WHAT TO DO: Each line containing the word "employees" should be found and copied.

DATA FOR PROCESSING:
○ ○ ○
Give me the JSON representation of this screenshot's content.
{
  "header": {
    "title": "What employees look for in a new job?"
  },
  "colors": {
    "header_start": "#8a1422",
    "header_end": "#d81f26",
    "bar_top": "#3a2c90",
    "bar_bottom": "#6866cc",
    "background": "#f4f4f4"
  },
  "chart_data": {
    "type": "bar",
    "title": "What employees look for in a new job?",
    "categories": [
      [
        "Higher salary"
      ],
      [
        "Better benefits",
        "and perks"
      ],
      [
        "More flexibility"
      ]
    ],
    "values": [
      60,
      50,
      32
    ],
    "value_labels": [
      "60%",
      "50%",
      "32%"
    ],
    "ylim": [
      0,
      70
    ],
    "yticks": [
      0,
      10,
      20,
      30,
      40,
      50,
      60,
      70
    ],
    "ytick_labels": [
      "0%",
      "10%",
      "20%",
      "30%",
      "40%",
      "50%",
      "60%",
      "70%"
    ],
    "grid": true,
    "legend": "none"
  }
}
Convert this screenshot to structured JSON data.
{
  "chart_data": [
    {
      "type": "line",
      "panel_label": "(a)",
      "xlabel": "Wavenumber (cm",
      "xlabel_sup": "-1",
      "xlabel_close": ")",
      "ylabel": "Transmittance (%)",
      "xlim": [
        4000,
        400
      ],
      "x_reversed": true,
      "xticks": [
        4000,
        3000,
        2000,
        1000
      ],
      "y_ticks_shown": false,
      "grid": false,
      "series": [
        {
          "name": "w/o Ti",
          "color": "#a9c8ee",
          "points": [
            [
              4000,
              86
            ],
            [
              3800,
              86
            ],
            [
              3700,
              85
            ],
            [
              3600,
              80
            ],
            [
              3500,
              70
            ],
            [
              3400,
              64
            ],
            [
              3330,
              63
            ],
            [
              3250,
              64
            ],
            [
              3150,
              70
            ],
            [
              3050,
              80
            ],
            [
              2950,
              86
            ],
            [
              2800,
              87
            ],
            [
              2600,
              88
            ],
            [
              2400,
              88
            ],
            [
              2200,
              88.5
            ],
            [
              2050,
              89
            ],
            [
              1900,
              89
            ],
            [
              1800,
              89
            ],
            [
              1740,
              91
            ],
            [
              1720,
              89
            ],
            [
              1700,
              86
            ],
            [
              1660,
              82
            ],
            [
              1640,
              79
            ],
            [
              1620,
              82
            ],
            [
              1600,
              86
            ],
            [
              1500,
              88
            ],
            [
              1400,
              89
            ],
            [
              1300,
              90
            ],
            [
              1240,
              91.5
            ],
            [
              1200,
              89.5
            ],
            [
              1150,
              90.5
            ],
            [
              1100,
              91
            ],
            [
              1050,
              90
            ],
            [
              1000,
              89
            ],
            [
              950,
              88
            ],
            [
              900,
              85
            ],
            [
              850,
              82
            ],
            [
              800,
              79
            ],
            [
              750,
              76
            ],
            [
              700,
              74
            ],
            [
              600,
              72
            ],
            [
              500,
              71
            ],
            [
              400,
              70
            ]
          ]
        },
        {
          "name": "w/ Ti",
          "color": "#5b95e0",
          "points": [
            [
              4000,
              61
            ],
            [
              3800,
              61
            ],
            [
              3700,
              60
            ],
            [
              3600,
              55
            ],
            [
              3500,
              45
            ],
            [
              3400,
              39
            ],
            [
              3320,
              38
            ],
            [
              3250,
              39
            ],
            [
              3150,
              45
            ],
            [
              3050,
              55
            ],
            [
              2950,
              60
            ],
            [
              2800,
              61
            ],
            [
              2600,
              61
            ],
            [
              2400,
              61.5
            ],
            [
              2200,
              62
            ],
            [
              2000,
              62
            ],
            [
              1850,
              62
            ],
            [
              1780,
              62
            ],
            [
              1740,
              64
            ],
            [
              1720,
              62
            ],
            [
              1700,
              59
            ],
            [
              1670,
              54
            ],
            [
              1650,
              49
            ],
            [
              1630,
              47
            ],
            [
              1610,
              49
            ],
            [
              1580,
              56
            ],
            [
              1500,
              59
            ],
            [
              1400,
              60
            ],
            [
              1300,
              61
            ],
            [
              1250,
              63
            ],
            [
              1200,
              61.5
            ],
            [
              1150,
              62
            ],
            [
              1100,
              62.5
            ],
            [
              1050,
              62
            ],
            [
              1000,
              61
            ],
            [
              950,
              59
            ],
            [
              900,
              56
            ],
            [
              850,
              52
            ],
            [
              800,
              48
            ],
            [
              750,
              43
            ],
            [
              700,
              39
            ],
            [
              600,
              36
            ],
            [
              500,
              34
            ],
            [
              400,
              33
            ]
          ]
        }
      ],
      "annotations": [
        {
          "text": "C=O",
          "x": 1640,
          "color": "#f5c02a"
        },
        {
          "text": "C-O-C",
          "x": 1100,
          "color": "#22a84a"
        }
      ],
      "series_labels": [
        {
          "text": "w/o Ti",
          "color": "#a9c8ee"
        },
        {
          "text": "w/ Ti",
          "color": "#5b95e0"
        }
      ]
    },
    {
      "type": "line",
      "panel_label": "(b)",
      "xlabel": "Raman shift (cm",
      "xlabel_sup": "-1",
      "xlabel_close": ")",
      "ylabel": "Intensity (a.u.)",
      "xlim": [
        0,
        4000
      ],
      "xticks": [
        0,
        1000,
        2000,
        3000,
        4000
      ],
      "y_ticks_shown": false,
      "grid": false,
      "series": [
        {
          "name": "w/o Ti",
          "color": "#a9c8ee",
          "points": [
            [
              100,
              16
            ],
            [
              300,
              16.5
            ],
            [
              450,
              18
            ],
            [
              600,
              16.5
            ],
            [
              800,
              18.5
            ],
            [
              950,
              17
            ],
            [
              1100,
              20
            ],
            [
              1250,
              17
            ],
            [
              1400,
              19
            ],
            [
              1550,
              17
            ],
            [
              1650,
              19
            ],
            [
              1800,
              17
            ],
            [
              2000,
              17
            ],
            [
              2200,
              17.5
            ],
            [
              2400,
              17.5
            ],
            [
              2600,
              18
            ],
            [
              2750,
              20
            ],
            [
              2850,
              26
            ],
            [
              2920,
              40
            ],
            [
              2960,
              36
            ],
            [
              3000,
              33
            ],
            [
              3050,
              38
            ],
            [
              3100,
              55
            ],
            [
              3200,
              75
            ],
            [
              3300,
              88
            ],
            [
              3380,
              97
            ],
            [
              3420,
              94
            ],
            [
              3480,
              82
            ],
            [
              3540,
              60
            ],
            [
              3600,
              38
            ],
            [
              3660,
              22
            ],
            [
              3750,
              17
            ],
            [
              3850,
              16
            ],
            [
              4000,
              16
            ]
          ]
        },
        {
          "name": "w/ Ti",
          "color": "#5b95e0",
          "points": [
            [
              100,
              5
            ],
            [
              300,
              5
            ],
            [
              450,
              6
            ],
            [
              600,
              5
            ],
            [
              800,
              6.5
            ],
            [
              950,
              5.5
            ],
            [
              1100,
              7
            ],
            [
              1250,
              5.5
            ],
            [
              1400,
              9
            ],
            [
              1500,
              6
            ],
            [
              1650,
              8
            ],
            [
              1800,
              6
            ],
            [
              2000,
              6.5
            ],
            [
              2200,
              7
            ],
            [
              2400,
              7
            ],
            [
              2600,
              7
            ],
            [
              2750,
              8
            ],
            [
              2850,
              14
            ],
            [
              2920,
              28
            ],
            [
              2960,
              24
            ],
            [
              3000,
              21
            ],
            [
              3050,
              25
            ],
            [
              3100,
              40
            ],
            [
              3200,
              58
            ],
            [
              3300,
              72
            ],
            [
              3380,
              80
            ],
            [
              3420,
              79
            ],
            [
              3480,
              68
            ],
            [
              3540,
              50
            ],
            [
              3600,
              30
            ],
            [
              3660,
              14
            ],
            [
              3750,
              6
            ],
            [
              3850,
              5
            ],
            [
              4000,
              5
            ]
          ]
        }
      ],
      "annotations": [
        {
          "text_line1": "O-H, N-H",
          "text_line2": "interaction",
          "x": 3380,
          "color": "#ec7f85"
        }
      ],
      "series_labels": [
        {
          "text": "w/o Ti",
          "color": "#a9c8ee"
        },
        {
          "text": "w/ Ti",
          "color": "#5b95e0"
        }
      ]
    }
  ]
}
○ ○ ○
TASK RESULT:
    "title": "What employees look for in a new job?"
    "title": "What employees look for in a new job?",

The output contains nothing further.